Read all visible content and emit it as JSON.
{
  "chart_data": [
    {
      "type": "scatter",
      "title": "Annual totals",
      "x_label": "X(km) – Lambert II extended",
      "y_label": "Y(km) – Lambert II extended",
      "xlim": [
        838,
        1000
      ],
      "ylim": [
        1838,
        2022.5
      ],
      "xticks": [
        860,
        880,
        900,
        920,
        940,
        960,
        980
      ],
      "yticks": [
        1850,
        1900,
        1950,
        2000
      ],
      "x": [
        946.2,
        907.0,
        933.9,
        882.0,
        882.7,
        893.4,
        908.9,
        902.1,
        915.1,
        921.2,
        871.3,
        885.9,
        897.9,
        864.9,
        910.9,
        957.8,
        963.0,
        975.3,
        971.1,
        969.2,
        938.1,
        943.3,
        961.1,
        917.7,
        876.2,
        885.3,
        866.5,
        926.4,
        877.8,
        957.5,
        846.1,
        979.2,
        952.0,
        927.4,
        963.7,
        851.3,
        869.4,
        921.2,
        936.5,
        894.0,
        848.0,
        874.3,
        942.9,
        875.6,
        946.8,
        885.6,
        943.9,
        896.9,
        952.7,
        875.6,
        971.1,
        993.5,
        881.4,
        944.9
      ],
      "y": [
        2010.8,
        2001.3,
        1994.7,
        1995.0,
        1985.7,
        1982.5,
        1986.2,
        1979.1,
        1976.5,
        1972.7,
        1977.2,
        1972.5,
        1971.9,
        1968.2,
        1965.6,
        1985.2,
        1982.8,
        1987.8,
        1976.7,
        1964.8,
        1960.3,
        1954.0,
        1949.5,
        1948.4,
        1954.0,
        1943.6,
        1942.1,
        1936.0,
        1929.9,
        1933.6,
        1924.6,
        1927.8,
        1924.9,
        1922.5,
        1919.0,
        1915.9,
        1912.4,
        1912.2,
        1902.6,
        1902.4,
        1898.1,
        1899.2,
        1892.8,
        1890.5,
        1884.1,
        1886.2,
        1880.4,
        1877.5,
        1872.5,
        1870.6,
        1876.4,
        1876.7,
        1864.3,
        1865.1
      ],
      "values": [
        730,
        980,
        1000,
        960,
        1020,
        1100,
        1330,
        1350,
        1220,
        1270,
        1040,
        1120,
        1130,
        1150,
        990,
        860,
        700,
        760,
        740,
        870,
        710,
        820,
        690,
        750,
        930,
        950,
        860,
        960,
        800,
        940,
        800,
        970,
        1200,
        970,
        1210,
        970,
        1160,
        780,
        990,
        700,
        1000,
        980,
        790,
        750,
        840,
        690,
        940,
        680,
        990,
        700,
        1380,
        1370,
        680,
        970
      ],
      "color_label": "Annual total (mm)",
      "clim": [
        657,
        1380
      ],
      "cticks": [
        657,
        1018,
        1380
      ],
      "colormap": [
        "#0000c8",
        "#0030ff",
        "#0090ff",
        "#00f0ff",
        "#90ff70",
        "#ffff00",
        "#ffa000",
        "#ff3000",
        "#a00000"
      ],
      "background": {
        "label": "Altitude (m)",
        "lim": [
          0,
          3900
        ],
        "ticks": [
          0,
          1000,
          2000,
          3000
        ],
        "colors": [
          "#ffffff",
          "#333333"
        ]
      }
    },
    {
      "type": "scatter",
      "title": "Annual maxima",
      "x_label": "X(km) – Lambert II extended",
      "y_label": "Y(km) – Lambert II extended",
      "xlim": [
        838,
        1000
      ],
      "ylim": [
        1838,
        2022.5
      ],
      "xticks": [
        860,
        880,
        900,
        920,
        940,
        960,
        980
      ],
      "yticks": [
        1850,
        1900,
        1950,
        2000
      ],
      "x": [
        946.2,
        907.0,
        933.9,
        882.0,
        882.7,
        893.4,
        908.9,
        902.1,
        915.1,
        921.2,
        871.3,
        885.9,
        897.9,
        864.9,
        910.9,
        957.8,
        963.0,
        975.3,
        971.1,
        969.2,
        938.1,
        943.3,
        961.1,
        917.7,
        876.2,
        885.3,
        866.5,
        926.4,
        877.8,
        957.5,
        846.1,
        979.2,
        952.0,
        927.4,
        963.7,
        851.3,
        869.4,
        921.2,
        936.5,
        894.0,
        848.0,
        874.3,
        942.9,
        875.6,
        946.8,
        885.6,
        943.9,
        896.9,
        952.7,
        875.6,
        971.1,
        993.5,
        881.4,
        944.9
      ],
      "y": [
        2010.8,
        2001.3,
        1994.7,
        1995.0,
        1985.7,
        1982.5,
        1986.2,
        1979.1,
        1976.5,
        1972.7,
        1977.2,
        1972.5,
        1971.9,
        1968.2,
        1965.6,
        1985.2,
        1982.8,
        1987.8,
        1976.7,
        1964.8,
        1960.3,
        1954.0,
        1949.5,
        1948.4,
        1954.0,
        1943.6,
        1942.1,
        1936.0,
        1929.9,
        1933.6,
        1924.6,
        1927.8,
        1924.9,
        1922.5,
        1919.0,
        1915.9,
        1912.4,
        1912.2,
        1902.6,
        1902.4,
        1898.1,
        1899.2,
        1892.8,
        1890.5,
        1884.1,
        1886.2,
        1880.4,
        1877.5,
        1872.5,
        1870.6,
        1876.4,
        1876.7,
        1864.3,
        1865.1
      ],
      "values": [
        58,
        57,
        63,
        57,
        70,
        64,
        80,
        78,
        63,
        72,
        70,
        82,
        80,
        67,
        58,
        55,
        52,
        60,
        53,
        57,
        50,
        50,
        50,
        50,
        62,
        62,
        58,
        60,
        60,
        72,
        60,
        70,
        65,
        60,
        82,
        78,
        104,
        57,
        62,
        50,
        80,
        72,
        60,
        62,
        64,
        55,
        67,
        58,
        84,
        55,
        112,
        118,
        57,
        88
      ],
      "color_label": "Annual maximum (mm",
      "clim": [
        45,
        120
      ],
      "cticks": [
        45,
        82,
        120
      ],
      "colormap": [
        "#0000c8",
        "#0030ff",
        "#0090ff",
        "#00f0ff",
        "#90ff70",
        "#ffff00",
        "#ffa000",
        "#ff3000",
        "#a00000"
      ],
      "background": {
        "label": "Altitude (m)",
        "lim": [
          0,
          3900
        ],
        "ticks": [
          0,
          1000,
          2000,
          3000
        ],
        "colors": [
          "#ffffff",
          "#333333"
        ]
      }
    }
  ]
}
☆ ☆ ☆ ☆ ☆
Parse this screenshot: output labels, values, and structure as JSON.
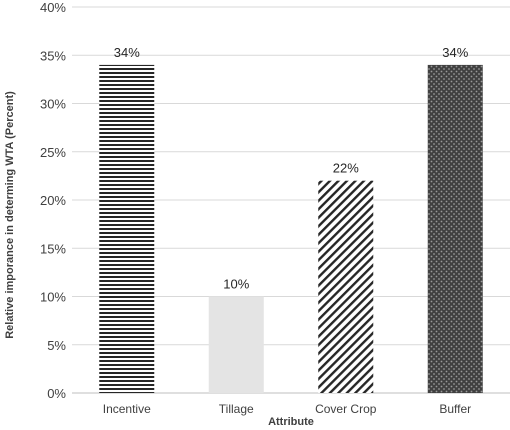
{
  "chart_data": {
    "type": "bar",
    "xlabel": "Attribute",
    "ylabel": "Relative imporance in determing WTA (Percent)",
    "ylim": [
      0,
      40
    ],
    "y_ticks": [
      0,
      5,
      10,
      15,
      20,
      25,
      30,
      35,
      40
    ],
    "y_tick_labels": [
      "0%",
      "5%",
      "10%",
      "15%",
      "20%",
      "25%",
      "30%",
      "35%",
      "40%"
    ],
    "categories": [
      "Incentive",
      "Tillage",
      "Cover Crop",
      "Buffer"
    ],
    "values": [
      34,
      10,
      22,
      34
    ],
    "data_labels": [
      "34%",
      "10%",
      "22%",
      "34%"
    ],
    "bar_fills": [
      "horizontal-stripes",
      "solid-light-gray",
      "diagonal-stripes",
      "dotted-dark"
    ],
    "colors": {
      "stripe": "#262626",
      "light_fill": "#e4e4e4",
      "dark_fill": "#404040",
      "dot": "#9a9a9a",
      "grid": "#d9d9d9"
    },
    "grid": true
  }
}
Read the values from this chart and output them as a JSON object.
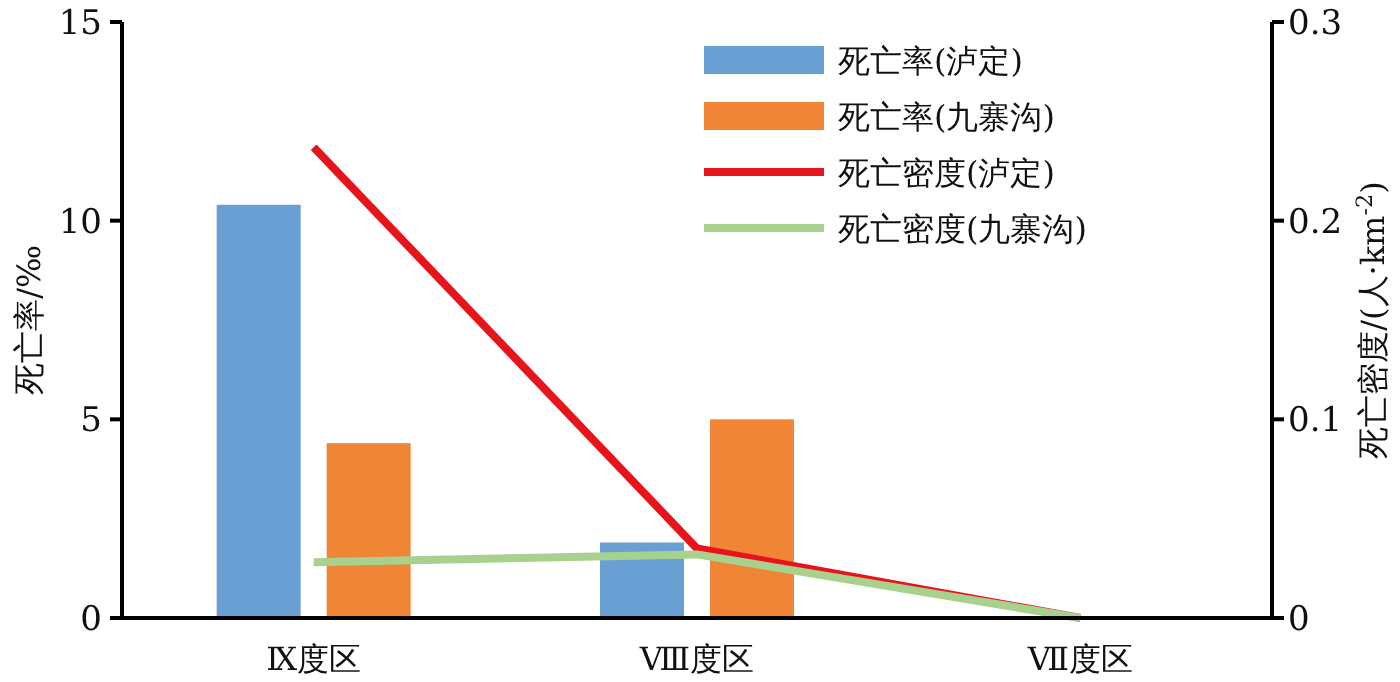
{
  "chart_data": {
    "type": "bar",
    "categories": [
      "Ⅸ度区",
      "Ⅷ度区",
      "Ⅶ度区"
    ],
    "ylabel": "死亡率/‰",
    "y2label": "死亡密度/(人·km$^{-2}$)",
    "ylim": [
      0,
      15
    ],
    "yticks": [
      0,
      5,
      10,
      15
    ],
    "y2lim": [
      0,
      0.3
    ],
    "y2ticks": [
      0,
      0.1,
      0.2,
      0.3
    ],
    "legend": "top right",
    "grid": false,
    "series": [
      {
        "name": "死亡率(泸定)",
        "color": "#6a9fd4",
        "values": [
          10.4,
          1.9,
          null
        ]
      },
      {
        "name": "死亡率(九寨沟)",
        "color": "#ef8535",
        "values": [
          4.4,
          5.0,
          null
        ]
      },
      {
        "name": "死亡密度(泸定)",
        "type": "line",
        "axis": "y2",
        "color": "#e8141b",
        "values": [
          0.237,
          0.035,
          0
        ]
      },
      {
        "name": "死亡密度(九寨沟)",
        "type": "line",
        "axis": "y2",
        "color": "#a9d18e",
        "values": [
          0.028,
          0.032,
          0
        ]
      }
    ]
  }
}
☆ ☆ ☆ ☆ ☆
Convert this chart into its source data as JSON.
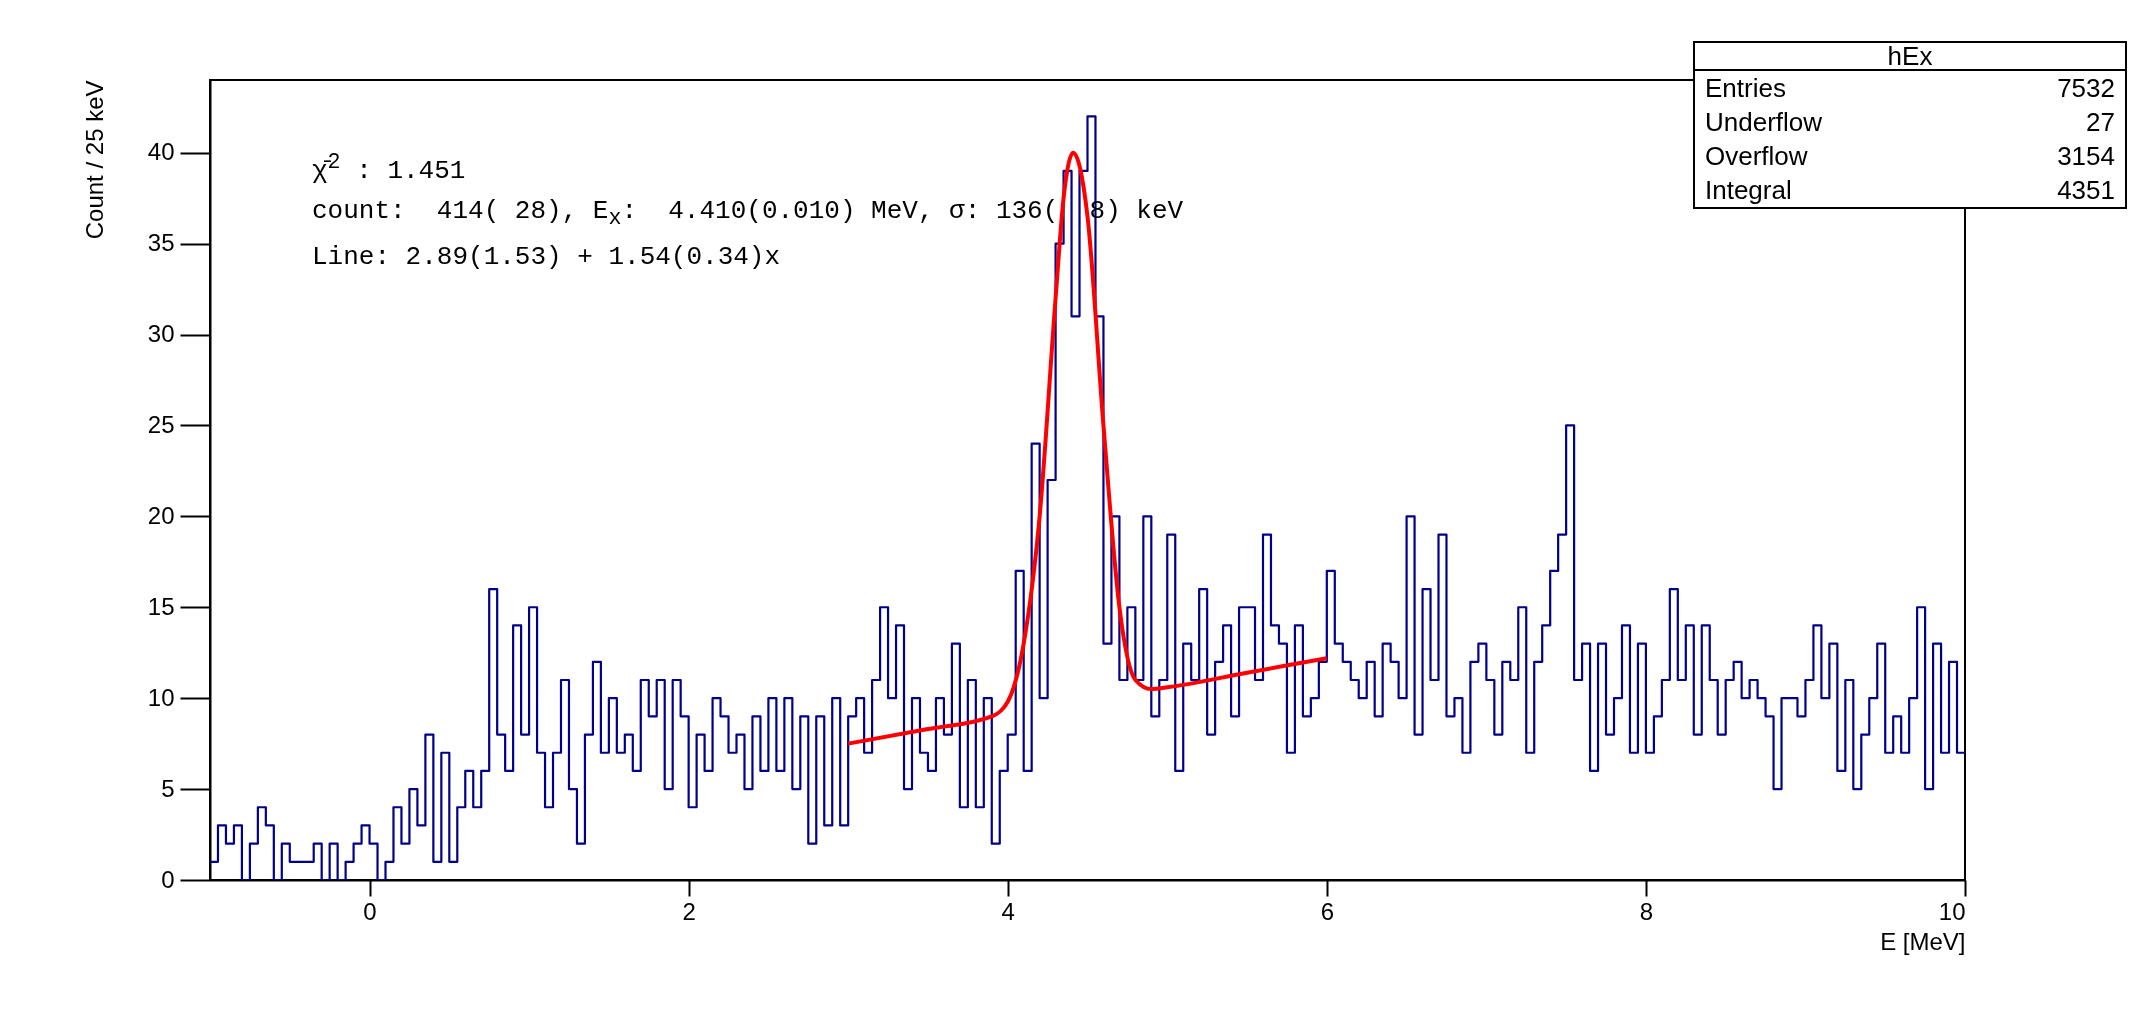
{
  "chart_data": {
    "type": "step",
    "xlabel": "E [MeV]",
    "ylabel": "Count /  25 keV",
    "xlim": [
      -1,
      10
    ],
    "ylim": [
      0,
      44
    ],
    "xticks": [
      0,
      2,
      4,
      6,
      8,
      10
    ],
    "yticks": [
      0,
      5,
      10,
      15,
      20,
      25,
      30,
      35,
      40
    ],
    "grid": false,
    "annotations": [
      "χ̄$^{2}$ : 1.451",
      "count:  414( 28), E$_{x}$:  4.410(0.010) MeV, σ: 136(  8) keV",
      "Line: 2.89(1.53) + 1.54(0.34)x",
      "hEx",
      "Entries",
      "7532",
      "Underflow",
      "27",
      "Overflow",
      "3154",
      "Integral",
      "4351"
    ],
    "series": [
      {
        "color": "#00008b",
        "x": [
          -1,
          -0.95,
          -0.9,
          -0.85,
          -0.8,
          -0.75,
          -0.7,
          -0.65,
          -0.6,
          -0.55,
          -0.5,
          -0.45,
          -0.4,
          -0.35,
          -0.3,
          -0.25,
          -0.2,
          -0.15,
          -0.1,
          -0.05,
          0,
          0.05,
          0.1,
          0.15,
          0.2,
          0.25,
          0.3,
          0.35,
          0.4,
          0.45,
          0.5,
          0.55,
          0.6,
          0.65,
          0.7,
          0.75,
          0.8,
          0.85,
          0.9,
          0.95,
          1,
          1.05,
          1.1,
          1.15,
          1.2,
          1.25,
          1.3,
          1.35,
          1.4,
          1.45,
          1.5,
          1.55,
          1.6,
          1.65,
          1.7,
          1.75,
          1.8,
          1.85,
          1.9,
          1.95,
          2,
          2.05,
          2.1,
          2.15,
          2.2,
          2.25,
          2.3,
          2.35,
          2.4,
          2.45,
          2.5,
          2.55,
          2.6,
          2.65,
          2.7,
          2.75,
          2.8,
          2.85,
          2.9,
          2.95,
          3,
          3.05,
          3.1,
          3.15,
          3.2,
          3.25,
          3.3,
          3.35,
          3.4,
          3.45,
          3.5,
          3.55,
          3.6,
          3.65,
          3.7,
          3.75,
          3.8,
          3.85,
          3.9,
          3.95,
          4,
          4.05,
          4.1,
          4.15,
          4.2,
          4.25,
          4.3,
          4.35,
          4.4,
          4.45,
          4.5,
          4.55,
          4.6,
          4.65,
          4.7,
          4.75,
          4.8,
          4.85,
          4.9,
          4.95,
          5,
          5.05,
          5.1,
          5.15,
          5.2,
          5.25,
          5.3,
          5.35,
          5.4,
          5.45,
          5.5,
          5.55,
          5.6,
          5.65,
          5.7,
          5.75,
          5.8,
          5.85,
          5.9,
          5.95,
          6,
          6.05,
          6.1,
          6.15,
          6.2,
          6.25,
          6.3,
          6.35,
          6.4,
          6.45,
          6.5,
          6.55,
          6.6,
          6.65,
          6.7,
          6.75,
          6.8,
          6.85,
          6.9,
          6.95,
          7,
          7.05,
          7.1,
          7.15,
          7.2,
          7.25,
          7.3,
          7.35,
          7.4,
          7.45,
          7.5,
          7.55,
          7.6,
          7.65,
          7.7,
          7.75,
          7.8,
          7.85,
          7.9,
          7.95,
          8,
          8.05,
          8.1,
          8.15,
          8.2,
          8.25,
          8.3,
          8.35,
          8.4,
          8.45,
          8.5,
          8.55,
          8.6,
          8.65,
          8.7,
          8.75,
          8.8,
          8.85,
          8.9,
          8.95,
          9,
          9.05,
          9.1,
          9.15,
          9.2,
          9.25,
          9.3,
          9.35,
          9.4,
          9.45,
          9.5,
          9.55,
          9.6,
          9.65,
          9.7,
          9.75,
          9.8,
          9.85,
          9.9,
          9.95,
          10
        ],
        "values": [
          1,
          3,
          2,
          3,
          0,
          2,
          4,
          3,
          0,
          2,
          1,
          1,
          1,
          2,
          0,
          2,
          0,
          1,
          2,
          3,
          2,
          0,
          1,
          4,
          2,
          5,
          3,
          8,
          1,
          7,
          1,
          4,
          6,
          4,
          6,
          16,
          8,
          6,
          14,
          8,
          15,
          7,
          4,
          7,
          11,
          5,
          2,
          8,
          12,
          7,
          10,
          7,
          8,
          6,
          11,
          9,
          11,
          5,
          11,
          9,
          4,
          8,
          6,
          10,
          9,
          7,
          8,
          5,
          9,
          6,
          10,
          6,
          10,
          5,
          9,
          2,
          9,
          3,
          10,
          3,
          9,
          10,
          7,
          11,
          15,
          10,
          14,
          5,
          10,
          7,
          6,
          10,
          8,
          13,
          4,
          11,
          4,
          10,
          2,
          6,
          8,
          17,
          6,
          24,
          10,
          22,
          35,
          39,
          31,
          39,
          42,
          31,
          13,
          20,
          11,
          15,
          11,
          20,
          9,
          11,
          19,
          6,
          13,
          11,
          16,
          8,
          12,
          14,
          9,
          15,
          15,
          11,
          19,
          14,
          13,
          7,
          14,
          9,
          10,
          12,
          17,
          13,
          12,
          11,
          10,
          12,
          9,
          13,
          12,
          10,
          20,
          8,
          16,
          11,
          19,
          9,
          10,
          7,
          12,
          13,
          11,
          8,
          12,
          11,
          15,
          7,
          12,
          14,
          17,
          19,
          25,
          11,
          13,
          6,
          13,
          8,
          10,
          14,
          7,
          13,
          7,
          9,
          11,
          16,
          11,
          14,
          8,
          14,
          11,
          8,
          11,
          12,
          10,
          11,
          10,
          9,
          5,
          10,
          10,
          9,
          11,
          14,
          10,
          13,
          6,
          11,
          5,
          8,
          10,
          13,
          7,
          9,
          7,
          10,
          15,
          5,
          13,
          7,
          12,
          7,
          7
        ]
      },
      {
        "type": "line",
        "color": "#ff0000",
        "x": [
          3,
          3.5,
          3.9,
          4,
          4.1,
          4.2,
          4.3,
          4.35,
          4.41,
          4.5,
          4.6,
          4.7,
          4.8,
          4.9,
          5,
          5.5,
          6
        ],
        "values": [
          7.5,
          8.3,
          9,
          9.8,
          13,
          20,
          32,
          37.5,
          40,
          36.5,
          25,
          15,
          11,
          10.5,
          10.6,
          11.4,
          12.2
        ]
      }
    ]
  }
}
☆ ☆ ☆ ☆ ☆
TO BE DONE: Pull out each line containing the word "JSON" and copy it.

FULL ANSWER:
Read all visible content and emit it as JSON.
Parse this screenshot: output labels, values, and structure as JSON.
Read the values from this chart and output them as a JSON object.
Convert this chart into its source data as JSON.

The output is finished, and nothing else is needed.